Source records

=====

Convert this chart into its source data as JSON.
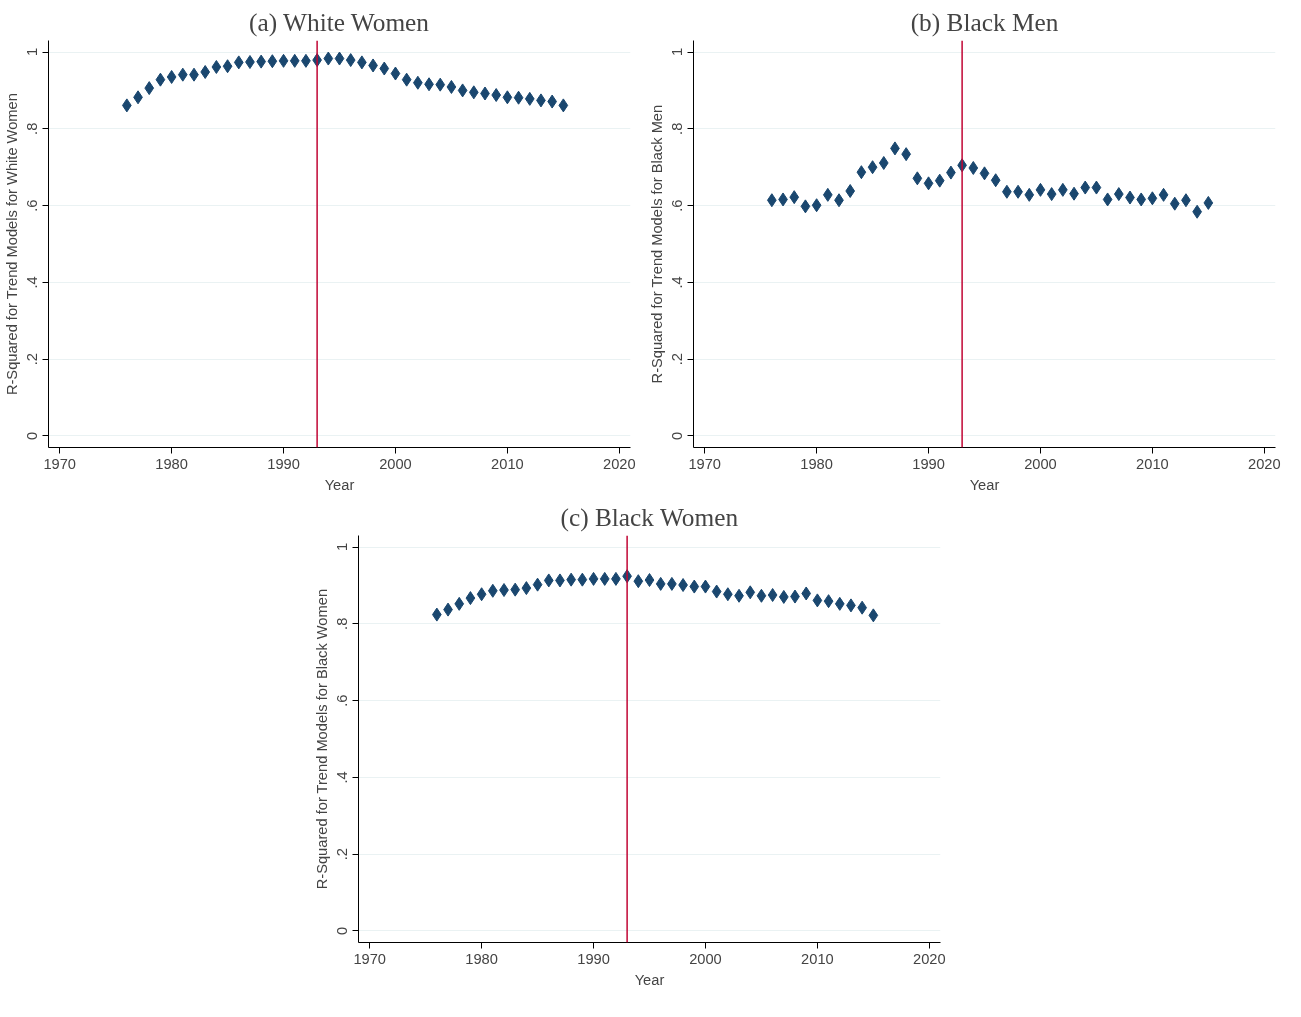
{
  "chart_data": [
    {
      "type": "scatter",
      "title": "(a) White Women",
      "xlabel": "Year",
      "ylabel": "R-Squared for Trend Models for White Women",
      "x": [
        1976,
        1977,
        1978,
        1979,
        1980,
        1981,
        1982,
        1983,
        1984,
        1985,
        1986,
        1987,
        1988,
        1989,
        1990,
        1991,
        1992,
        1993,
        1994,
        1995,
        1996,
        1997,
        1998,
        1999,
        2000,
        2001,
        2002,
        2003,
        2004,
        2005,
        2006,
        2007,
        2008,
        2009,
        2010,
        2011,
        2012,
        2013,
        2014,
        2015
      ],
      "series": [
        {
          "color": "#1a476f",
          "values": [
            0.861,
            0.882,
            0.906,
            0.928,
            0.935,
            0.941,
            0.941,
            0.948,
            0.961,
            0.963,
            0.973,
            0.974,
            0.975,
            0.976,
            0.977,
            0.977,
            0.977,
            0.979,
            0.983,
            0.983,
            0.979,
            0.973,
            0.965,
            0.957,
            0.944,
            0.928,
            0.92,
            0.916,
            0.915,
            0.909,
            0.9,
            0.895,
            0.892,
            0.888,
            0.882,
            0.881,
            0.878,
            0.874,
            0.871,
            0.861
          ]
        }
      ],
      "xlim": [
        1969,
        2021
      ],
      "ylim": [
        -0.03,
        1.03
      ],
      "xticks": [
        1970,
        1980,
        1990,
        2000,
        2010,
        2020
      ],
      "yticks": [
        0,
        {
          "value": 0.2,
          "label": ".2"
        },
        {
          "value": 0.4,
          "label": ".4"
        },
        {
          "value": 0.6,
          "label": ".6"
        },
        {
          "value": 0.8,
          "label": ".8"
        },
        1
      ],
      "grid": "y",
      "marker": "diamond",
      "ref_lines": [
        {
          "axis": "x",
          "value": 1993,
          "color": "#c10534"
        }
      ]
    },
    {
      "type": "scatter",
      "title": "(b) Black Men",
      "xlabel": "Year",
      "ylabel": "R-Squared for Trend Models for Black Men",
      "x": [
        1976,
        1977,
        1978,
        1979,
        1980,
        1981,
        1982,
        1983,
        1984,
        1985,
        1986,
        1987,
        1988,
        1989,
        1990,
        1991,
        1992,
        1993,
        1994,
        1995,
        1996,
        1997,
        1998,
        1999,
        2000,
        2001,
        2002,
        2003,
        2004,
        2005,
        2006,
        2007,
        2008,
        2009,
        2010,
        2011,
        2012,
        2013,
        2014,
        2015
      ],
      "series": [
        {
          "color": "#1a476f",
          "values": [
            0.614,
            0.616,
            0.622,
            0.598,
            0.601,
            0.628,
            0.614,
            0.638,
            0.687,
            0.7,
            0.711,
            0.749,
            0.734,
            0.671,
            0.658,
            0.665,
            0.686,
            0.705,
            0.698,
            0.684,
            0.666,
            0.636,
            0.636,
            0.628,
            0.641,
            0.63,
            0.641,
            0.631,
            0.647,
            0.647,
            0.616,
            0.63,
            0.621,
            0.616,
            0.619,
            0.628,
            0.605,
            0.614,
            0.584,
            0.607
          ]
        }
      ],
      "xlim": [
        1969,
        2021
      ],
      "ylim": [
        -0.03,
        1.03
      ],
      "xticks": [
        1970,
        1980,
        1990,
        2000,
        2010,
        2020
      ],
      "yticks": [
        0,
        {
          "value": 0.2,
          "label": ".2"
        },
        {
          "value": 0.4,
          "label": ".4"
        },
        {
          "value": 0.6,
          "label": ".6"
        },
        {
          "value": 0.8,
          "label": ".8"
        },
        1
      ],
      "grid": "y",
      "marker": "diamond",
      "ref_lines": [
        {
          "axis": "x",
          "value": 1993,
          "color": "#c10534"
        }
      ]
    },
    {
      "type": "scatter",
      "title": "(c) Black Women",
      "xlabel": "Year",
      "ylabel": "R-Squared for Trend Models for Black Women",
      "x": [
        1976,
        1977,
        1978,
        1979,
        1980,
        1981,
        1982,
        1983,
        1984,
        1985,
        1986,
        1987,
        1988,
        1989,
        1990,
        1991,
        1992,
        1993,
        1994,
        1995,
        1996,
        1997,
        1998,
        1999,
        2000,
        2001,
        2002,
        2003,
        2004,
        2005,
        2006,
        2007,
        2008,
        2009,
        2010,
        2011,
        2012,
        2013,
        2014,
        2015
      ],
      "series": [
        {
          "color": "#1a476f",
          "values": [
            0.824,
            0.837,
            0.852,
            0.867,
            0.877,
            0.886,
            0.888,
            0.889,
            0.893,
            0.902,
            0.913,
            0.913,
            0.915,
            0.915,
            0.917,
            0.917,
            0.917,
            0.924,
            0.911,
            0.914,
            0.904,
            0.904,
            0.901,
            0.897,
            0.897,
            0.884,
            0.877,
            0.873,
            0.882,
            0.873,
            0.875,
            0.87,
            0.871,
            0.879,
            0.861,
            0.859,
            0.852,
            0.848,
            0.842,
            0.822
          ]
        }
      ],
      "xlim": [
        1969,
        2021
      ],
      "ylim": [
        -0.03,
        1.03
      ],
      "xticks": [
        1970,
        1980,
        1990,
        2000,
        2010,
        2020
      ],
      "yticks": [
        0,
        {
          "value": 0.2,
          "label": ".2"
        },
        {
          "value": 0.4,
          "label": ".4"
        },
        {
          "value": 0.6,
          "label": ".6"
        },
        {
          "value": 0.8,
          "label": ".8"
        },
        1
      ],
      "grid": "y",
      "marker": "diamond",
      "ref_lines": [
        {
          "axis": "x",
          "value": 1993,
          "color": "#c10534"
        }
      ]
    }
  ]
}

=====

Which lines contain the word "White"? Copy each one.

Reply to the task:
      "title": "(a) White Women",
      "ylabel": "R-Squared for Trend Models for White Women",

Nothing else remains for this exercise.